■ **Set task**
Return each of the rows below verbatim, character for character, omitting the pictures.

· · ·

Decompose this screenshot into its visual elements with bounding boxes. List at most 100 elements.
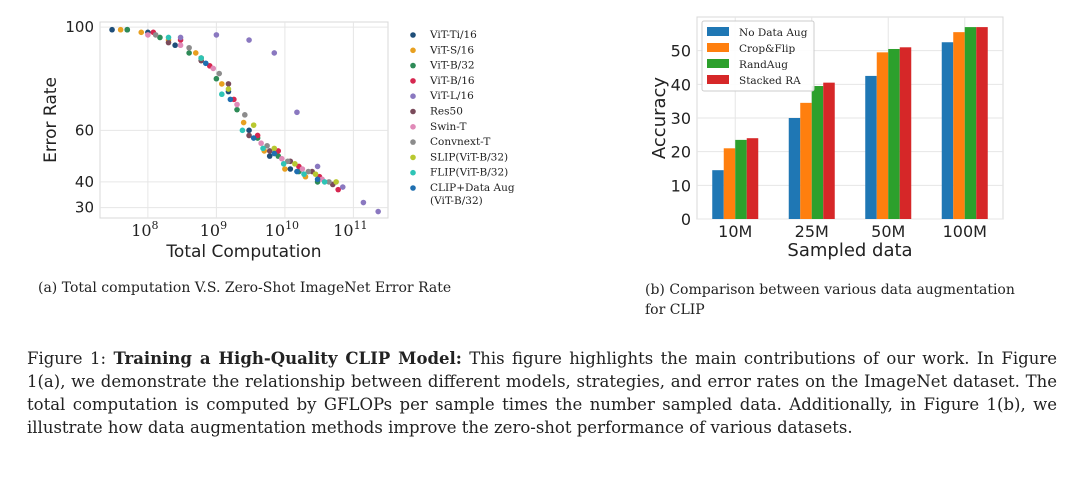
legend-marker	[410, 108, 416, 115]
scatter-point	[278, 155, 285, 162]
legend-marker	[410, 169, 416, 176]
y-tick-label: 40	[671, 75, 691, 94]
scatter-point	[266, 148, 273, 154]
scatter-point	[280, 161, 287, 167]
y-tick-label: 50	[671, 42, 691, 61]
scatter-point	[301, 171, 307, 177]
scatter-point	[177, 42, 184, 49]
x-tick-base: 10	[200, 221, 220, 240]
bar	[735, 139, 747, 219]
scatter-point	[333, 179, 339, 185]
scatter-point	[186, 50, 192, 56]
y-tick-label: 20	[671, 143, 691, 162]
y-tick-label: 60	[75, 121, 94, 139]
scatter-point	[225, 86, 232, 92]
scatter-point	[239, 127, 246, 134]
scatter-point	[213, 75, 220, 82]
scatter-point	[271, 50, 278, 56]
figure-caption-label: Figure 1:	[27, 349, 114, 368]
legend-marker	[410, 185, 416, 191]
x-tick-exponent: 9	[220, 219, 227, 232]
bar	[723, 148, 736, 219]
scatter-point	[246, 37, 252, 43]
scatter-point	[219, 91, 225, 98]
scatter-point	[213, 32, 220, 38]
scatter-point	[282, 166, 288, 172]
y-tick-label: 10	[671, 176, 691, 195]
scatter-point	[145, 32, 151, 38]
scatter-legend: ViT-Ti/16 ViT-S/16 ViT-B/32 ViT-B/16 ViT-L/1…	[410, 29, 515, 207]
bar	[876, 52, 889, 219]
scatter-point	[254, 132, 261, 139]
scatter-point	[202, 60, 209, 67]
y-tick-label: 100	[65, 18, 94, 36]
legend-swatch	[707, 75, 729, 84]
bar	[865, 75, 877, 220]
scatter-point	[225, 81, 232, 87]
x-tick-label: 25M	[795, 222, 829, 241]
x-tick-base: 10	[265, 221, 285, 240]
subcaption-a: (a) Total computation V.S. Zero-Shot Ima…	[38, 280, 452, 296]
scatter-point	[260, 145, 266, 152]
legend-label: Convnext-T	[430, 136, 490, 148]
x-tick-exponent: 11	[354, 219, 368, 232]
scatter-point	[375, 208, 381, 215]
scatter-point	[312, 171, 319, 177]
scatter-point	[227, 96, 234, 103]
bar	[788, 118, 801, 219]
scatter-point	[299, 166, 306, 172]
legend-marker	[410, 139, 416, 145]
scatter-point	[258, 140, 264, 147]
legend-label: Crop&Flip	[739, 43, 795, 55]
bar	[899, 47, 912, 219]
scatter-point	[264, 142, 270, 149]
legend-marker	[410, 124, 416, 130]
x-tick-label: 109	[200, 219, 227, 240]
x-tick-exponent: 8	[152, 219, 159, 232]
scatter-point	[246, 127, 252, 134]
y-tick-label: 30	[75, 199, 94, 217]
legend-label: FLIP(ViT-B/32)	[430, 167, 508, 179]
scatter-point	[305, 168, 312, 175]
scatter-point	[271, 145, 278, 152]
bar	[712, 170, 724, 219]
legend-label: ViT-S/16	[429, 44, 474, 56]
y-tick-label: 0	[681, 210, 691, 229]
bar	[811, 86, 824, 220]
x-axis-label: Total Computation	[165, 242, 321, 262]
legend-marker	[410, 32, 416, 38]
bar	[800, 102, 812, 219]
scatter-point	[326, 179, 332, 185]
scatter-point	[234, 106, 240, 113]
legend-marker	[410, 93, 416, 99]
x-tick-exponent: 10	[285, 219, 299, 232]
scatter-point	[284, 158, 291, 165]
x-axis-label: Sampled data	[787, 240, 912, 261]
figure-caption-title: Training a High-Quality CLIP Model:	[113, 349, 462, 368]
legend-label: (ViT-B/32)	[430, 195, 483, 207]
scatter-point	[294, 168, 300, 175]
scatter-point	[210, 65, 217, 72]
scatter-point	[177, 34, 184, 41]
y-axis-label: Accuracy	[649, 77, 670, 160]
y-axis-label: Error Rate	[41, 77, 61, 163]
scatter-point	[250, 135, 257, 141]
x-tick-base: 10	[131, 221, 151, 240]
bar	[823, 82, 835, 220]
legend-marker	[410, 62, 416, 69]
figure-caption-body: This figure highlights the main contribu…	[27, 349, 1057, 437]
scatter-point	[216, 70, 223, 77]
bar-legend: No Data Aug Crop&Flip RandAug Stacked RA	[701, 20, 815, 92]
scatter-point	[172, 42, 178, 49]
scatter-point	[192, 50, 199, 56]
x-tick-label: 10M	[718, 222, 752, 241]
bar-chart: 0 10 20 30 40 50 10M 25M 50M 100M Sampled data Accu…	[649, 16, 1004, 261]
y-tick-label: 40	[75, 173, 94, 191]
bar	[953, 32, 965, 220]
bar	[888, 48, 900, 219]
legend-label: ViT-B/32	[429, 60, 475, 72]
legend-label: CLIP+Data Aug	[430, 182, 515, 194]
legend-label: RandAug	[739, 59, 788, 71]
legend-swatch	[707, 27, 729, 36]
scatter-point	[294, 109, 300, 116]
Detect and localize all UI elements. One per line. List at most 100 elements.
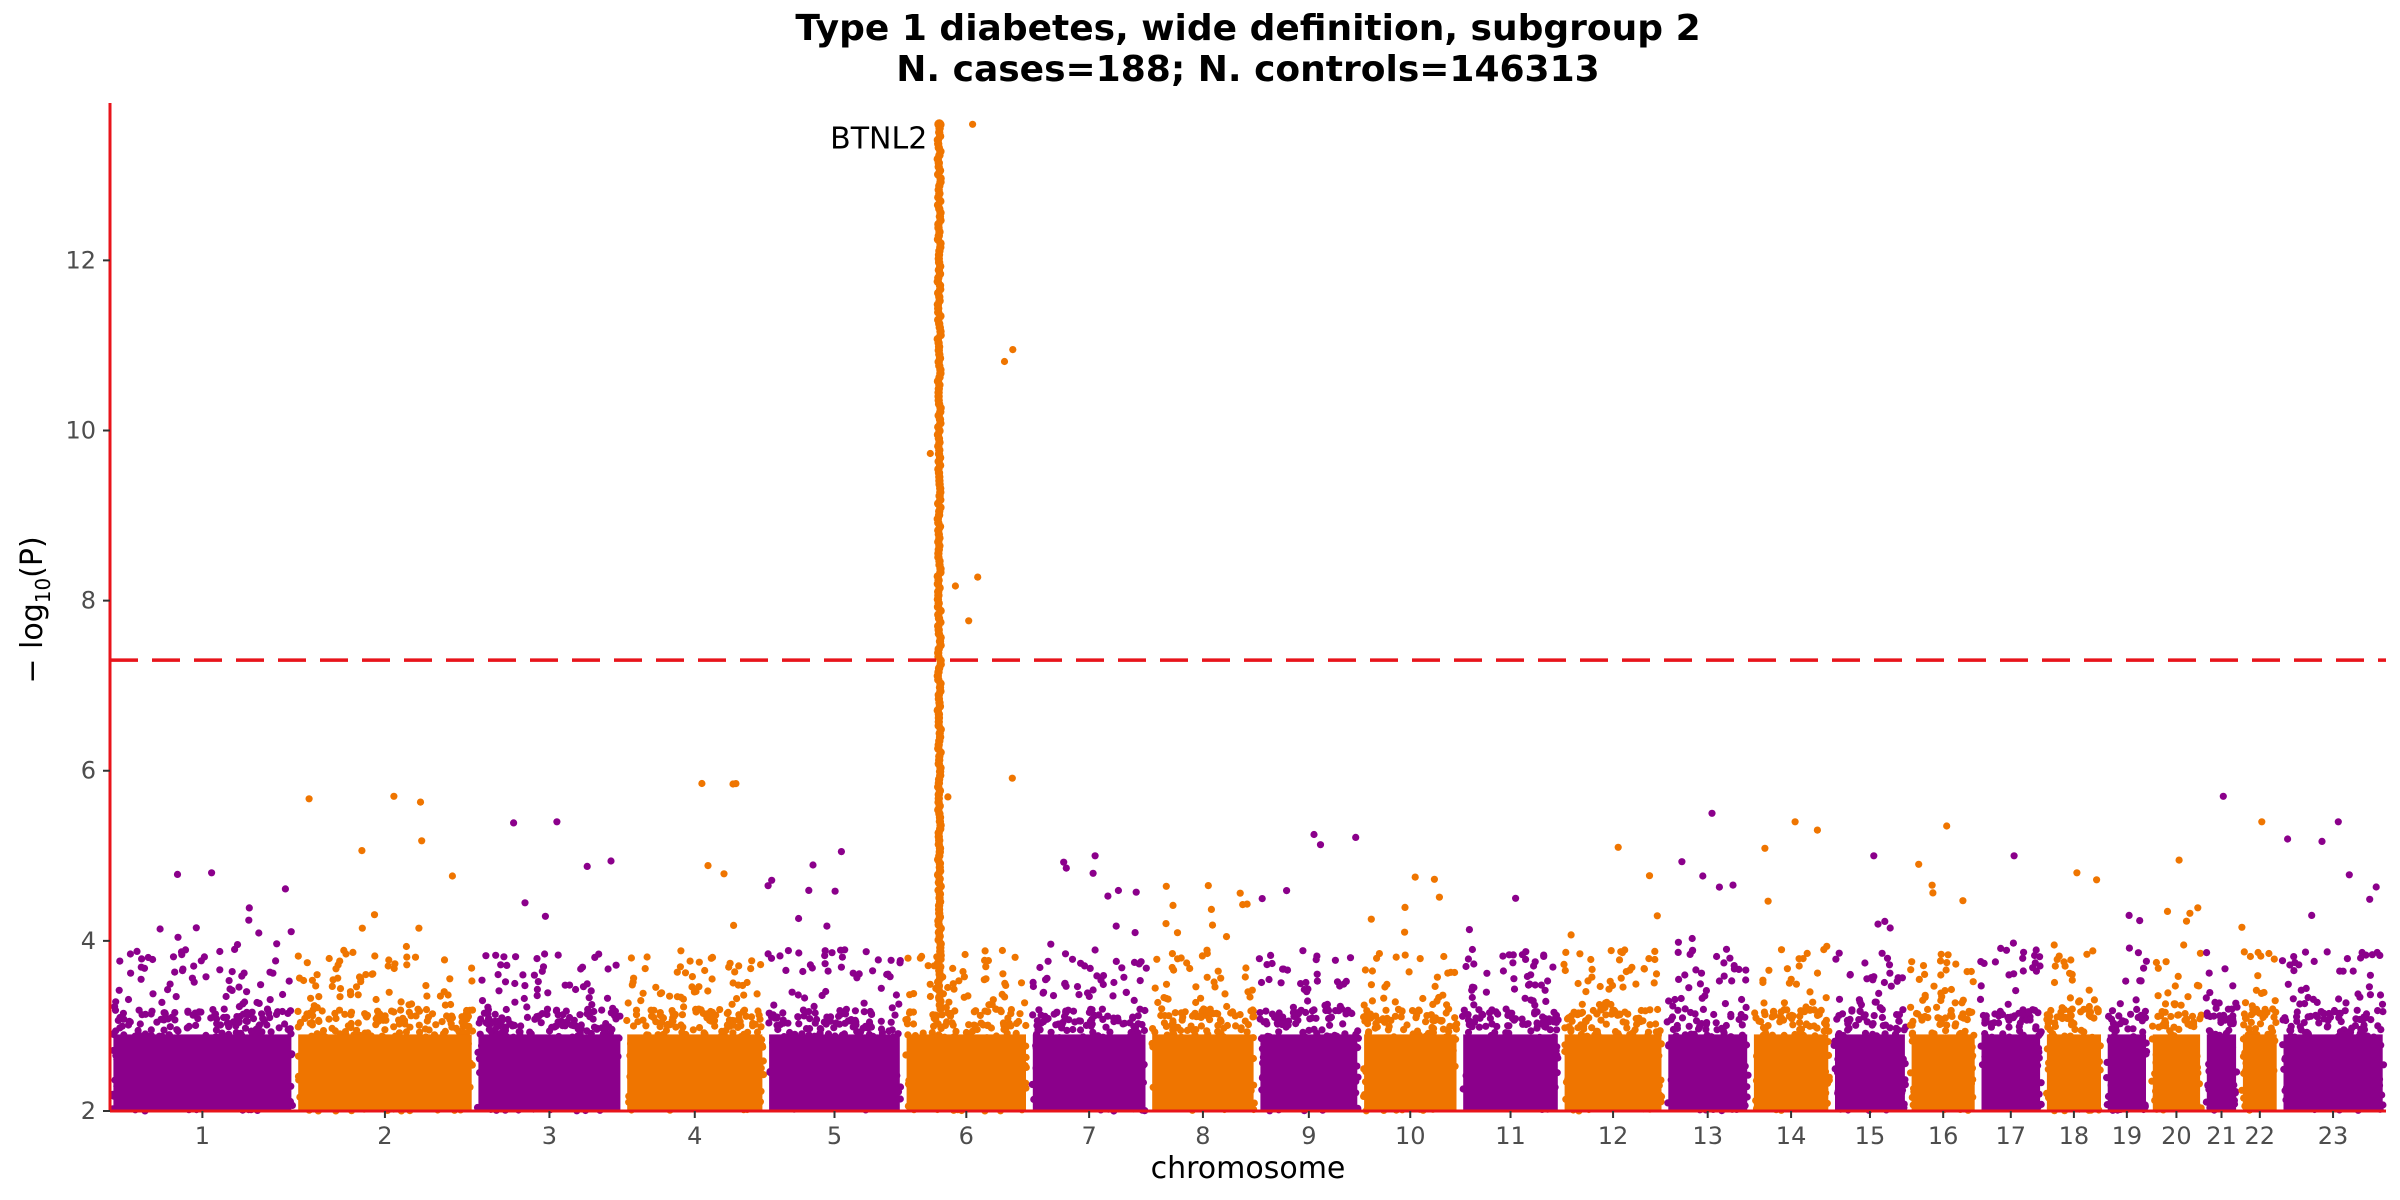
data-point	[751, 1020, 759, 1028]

· · ·

■ **Answer to the exercise**
Decompose this screenshot into its visual elements with bounding boxes. List at most 100 elements.
legend-marker	[410, 108, 416, 115]
scatter-point	[278, 155, 285, 162]
legend-marker	[410, 169, 416, 176]
y-tick-label: 40	[671, 75, 691, 94]
scatter-point	[266, 148, 273, 154]
scatter-point	[280, 161, 287, 167]
y-tick-label: 50	[671, 42, 691, 61]
scatter-point	[301, 171, 307, 177]
scatter-point	[177, 42, 184, 49]
x-tick-base: 10	[200, 221, 220, 240]
bar	[735, 139, 747, 219]
scatter-point	[333, 179, 339, 185]
scatter-point	[186, 50, 192, 56]
y-tick-label: 20	[671, 143, 691, 162]
y-tick-label: 60	[75, 121, 94, 139]
scatter-point	[225, 86, 232, 92]
scatter-point	[239, 127, 246, 134]
scatter-point	[213, 75, 220, 82]
scatter-point	[271, 50, 278, 56]
figure-caption-label: Figure 1:	[27, 349, 114, 368]
legend-marker	[410, 185, 416, 191]
x-tick-exponent: 9	[220, 219, 227, 232]
bar	[723, 148, 736, 219]
scatter-point	[246, 37, 252, 43]
scatter-point	[219, 91, 225, 98]
scatter-point	[213, 32, 220, 38]
scatter-point	[282, 166, 288, 172]
y-tick-label: 10	[671, 176, 691, 195]
scatter-point	[145, 32, 151, 38]
scatter-legend: ViT-Ti/16 ViT-S/16 ViT-B/32 ViT-B/16 ViT-L/1…	[410, 29, 515, 207]
bar	[876, 52, 889, 219]
scatter-point	[254, 132, 261, 139]
scatter-point	[202, 60, 209, 67]
y-tick-label: 100	[65, 18, 94, 36]
legend-swatch	[707, 75, 729, 84]
bar	[865, 75, 877, 220]
scatter-point	[225, 81, 232, 87]
x-tick-label: 25M	[795, 222, 829, 241]
x-tick-base: 10	[265, 221, 285, 240]
subcaption-a: (a) Total computation V.S. Zero-Shot Ima…	[38, 280, 452, 296]
scatter-point	[260, 145, 266, 152]
legend-label: Convnext-T	[430, 136, 490, 148]
x-tick-exponent: 11	[354, 219, 368, 232]
scatter-point	[375, 208, 381, 215]
scatter-point	[312, 171, 319, 177]
scatter-point	[227, 96, 234, 103]
bar	[788, 118, 801, 219]
scatter-point	[299, 166, 306, 172]
legend-marker	[410, 139, 416, 145]
scatter-point	[258, 140, 264, 147]
legend-label: Crop&Flip	[739, 43, 795, 55]
bar	[899, 47, 912, 219]
scatter-point	[264, 142, 270, 149]
legend-marker	[410, 124, 416, 130]
x-tick-label: 109	[200, 219, 227, 240]
x-tick-exponent: 8	[152, 219, 159, 232]
scatter-point	[246, 127, 252, 134]
y-tick-label: 30	[75, 199, 94, 217]
legend-label: FLIP(ViT-B/32)	[430, 167, 508, 179]
scatter-point	[305, 168, 312, 175]
scatter-point	[271, 145, 278, 152]
bar	[712, 170, 724, 219]
legend-label: ViT-S/16	[429, 44, 474, 56]
y-tick-label: 0	[681, 210, 691, 229]
bar	[811, 86, 824, 220]
x-axis-label: Total Computation	[165, 242, 321, 262]
legend-marker	[410, 32, 416, 38]
bar	[800, 102, 812, 219]
scatter-point	[326, 179, 332, 185]
scatter-point	[234, 106, 240, 113]
legend-marker	[410, 93, 416, 99]
x-tick-exponent: 10	[285, 219, 299, 232]
scatter-point	[284, 158, 291, 165]
x-axis-label: Sampled data	[787, 240, 912, 261]
figure-caption-title: Training a High-Quality CLIP Model:	[113, 349, 462, 368]
legend-label: (ViT-B/32)	[430, 195, 483, 207]
scatter-point	[294, 168, 300, 175]
scatter-point	[210, 65, 217, 72]
scatter-point	[177, 34, 184, 41]
y-axis-label: Accuracy	[649, 77, 670, 160]
y-axis-label: Error Rate	[41, 77, 61, 163]
scatter-point	[250, 135, 257, 141]
x-tick-base: 10	[131, 221, 151, 240]
bar	[823, 82, 835, 220]
legend-marker	[410, 62, 416, 69]
figure-caption-body: This figure highlights the main contribu…	[27, 349, 1057, 437]
scatter-point	[216, 70, 223, 77]
bar-legend: No Data Aug Crop&Flip RandAug Stacked RA	[701, 20, 815, 92]
scatter-point	[172, 42, 178, 49]
scatter-point	[192, 50, 199, 56]
x-tick-label: 10M	[718, 222, 752, 241]
bar-chart: 0 10 20 30 40 50 10M 25M 50M 100M Sampled data Accu…	[649, 16, 1004, 261]
y-tick-label: 40	[75, 173, 94, 191]
bar	[953, 32, 965, 220]
bar	[888, 48, 900, 219]
legend-label: ViT-B/32	[429, 60, 475, 72]
legend-label: CLIP+Data Aug	[430, 182, 515, 194]
legend-label: RandAug	[739, 59, 788, 71]
legend-swatch	[707, 27, 729, 36]
scatter-point	[294, 109, 300, 116]
Detect and localize all UI elements. One per line. List at most 100 elements.
data-point	[751, 1020, 759, 1028]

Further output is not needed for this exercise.